**Exercise**
Where a line contains the word "Lappish", copy that line from the records below.
(Material for the task begins)
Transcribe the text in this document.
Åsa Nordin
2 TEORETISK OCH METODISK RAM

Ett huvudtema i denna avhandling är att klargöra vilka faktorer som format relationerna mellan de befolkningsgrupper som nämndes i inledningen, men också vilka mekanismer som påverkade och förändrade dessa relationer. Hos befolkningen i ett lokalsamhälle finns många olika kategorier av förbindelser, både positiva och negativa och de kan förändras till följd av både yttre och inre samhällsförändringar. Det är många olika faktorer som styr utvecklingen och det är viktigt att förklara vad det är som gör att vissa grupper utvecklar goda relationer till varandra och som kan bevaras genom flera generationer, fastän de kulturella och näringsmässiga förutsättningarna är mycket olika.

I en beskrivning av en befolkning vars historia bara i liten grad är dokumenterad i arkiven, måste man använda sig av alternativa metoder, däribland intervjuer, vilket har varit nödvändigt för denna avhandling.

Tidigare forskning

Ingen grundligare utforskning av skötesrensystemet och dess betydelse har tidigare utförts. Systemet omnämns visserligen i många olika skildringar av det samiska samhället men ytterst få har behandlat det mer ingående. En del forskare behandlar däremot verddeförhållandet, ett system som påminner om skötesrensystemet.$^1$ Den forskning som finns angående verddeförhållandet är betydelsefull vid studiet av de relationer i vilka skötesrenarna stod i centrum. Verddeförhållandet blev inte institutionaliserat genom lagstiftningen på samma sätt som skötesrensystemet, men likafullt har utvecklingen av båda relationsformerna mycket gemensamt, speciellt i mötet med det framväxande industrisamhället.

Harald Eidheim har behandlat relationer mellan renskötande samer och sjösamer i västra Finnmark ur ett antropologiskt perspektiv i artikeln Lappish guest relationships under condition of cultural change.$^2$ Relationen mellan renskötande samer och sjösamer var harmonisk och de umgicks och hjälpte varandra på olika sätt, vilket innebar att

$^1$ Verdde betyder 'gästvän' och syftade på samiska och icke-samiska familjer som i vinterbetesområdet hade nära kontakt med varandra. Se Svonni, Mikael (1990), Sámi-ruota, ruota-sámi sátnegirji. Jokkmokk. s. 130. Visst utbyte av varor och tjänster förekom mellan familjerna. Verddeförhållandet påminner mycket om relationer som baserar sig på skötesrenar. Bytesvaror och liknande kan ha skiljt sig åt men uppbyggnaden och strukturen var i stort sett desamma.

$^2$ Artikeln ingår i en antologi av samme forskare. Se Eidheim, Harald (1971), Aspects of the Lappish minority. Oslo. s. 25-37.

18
(Material for the task ends)
**Exercise response**
Harald Eidheim har behandlat relationer mellan renskötande samer och sjösamer i västra Finnmark ur ett antropologiskt perspektiv i artikeln Lappish guest relationships under condition of cultural change.$^2$ Relationen mellan renskötande samer och sjösamer var harmonisk och de umgicks och hjälpte varandra på olika sätt, vilket innebar att
$^2$ Artikeln ingår i en antologi av samme forskare. Se Eidheim, Harald (1971), Aspects of the Lappish minority. Oslo. s. 25-37.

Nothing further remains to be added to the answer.